Aim
Extract every line of the material that holds the string "written".

Material shown

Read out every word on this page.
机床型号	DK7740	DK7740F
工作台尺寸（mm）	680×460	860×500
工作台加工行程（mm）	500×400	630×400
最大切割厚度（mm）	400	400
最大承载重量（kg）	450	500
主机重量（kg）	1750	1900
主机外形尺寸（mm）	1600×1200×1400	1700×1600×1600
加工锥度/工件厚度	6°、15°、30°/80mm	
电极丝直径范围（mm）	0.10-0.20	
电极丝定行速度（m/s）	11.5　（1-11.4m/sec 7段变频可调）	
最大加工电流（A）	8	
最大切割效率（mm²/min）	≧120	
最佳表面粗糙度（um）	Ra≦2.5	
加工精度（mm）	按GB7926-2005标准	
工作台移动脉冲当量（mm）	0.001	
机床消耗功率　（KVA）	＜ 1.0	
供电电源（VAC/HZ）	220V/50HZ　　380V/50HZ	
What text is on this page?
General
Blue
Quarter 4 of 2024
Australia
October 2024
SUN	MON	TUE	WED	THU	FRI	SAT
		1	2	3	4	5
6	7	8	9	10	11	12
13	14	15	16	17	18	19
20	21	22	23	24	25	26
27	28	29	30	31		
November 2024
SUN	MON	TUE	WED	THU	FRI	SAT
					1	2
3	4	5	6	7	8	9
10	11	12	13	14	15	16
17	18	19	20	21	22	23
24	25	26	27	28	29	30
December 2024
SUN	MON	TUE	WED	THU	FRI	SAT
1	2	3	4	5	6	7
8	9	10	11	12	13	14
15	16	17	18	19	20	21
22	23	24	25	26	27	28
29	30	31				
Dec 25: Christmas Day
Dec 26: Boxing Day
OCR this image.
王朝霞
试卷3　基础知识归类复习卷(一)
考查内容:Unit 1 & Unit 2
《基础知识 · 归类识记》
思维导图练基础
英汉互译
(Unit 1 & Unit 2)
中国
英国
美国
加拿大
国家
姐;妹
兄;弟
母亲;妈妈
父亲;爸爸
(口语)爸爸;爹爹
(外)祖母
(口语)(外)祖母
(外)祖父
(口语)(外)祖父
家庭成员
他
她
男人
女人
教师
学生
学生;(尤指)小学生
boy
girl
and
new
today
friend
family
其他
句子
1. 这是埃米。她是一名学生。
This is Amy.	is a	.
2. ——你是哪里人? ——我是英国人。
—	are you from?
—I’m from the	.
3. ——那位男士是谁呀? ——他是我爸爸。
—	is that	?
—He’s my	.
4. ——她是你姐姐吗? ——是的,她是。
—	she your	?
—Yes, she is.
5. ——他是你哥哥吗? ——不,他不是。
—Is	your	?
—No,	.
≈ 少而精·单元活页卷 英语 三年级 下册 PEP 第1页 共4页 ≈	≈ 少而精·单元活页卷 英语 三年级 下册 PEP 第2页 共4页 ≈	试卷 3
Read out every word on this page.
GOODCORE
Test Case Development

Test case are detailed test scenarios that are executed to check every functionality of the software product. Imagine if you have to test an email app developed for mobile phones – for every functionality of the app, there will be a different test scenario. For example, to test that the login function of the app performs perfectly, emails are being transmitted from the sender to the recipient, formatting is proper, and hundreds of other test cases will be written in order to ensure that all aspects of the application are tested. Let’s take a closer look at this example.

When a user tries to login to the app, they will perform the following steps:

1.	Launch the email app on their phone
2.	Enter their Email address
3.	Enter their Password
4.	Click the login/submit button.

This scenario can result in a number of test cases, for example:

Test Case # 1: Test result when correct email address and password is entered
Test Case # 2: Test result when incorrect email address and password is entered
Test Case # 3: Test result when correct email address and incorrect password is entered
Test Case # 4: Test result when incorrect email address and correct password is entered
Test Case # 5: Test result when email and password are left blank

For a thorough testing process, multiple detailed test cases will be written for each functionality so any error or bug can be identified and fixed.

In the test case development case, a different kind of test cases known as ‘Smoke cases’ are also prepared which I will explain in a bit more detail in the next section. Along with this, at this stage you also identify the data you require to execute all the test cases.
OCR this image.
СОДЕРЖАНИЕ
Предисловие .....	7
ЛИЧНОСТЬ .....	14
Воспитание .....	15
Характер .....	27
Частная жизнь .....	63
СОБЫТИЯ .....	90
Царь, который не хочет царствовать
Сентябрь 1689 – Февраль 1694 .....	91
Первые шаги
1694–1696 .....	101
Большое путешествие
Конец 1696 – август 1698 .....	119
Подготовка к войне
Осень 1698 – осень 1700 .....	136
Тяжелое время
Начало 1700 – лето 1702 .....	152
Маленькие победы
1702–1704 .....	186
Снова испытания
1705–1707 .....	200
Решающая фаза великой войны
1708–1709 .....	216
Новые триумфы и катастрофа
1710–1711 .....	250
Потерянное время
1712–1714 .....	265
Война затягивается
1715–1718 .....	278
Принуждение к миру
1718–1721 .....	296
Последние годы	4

Task answer
Test case are detailed test scenarios that are executed to check every functionality of the software product. Imagine if you have to test an email app developed for mobile phones – for every functionality of the app, there will be a different test scenario. For example, to test that the login function of the app performs perfectly, emails are being transmitted from the sender to the recipient, formatting is proper, and hundreds of other test cases will be written in order to ensure that all aspects of the application are tested. Let’s take a closer look at this example.
For a thorough testing process, multiple detailed test cases will be written for each functionality so any error or bug can be identified and fixed.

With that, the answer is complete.